WHAT TO DO: For each line below that includes the word "print", make a copy.

<<<<

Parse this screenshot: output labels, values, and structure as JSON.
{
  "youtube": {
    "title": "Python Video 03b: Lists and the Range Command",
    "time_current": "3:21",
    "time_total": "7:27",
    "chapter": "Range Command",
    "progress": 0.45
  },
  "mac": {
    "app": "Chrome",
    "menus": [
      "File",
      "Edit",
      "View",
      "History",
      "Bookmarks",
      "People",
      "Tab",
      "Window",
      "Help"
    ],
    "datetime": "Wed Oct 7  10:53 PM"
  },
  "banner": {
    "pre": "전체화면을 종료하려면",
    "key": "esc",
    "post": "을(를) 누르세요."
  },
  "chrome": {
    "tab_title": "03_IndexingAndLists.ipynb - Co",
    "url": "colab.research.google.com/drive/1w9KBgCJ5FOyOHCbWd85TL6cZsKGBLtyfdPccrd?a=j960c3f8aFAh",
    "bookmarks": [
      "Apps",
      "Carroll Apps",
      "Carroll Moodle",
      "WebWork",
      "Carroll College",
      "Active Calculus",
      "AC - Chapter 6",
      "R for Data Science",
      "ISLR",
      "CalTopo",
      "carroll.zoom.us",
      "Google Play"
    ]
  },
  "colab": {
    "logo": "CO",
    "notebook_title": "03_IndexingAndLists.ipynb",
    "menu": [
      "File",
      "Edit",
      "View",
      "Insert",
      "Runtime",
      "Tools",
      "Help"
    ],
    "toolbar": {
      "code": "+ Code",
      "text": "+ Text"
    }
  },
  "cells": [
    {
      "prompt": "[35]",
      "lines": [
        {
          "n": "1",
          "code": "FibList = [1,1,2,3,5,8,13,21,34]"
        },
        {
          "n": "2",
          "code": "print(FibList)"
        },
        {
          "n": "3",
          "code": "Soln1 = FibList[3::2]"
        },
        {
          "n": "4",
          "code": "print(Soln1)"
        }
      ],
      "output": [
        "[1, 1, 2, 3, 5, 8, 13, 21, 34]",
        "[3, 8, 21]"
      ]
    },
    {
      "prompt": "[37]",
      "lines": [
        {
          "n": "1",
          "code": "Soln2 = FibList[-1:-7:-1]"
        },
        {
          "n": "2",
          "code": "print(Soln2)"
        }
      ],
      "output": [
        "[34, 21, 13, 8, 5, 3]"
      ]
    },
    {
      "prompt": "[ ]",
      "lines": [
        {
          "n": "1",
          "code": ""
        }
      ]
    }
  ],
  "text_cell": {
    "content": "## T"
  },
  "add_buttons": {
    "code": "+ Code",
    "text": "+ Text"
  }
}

>>>>

FINAL RESULT:
          "code": "print(FibList)"
          "code": "print(Soln1)"
          "code": "print(Soln2)"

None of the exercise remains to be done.